YOUR TASK: Where a line in the listing below contains the word "title", copy that line.

* start DATA SHOWN *

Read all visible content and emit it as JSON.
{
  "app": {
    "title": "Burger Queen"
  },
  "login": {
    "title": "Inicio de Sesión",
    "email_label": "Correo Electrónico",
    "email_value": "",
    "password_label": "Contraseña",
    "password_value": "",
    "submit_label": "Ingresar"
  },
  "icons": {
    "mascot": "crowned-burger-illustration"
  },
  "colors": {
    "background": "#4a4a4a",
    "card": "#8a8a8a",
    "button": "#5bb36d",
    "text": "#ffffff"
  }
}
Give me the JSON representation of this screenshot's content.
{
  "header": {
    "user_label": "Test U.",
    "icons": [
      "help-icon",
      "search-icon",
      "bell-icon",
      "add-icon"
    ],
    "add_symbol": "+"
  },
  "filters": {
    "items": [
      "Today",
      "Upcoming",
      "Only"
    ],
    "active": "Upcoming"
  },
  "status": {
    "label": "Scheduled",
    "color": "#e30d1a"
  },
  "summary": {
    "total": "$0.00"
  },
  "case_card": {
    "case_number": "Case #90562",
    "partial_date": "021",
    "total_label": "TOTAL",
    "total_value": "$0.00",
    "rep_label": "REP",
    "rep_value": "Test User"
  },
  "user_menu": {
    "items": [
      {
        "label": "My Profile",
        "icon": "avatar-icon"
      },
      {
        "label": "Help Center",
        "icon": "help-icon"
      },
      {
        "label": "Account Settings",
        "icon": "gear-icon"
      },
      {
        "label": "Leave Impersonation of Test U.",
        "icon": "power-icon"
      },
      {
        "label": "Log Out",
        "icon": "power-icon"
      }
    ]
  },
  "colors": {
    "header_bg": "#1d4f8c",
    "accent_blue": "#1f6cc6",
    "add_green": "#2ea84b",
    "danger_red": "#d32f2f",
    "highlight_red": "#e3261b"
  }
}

* end DATA SHOWN *

FINAL ANSWER:
    "title": "Burger Queen"
    "title": "Inicio de Sesión",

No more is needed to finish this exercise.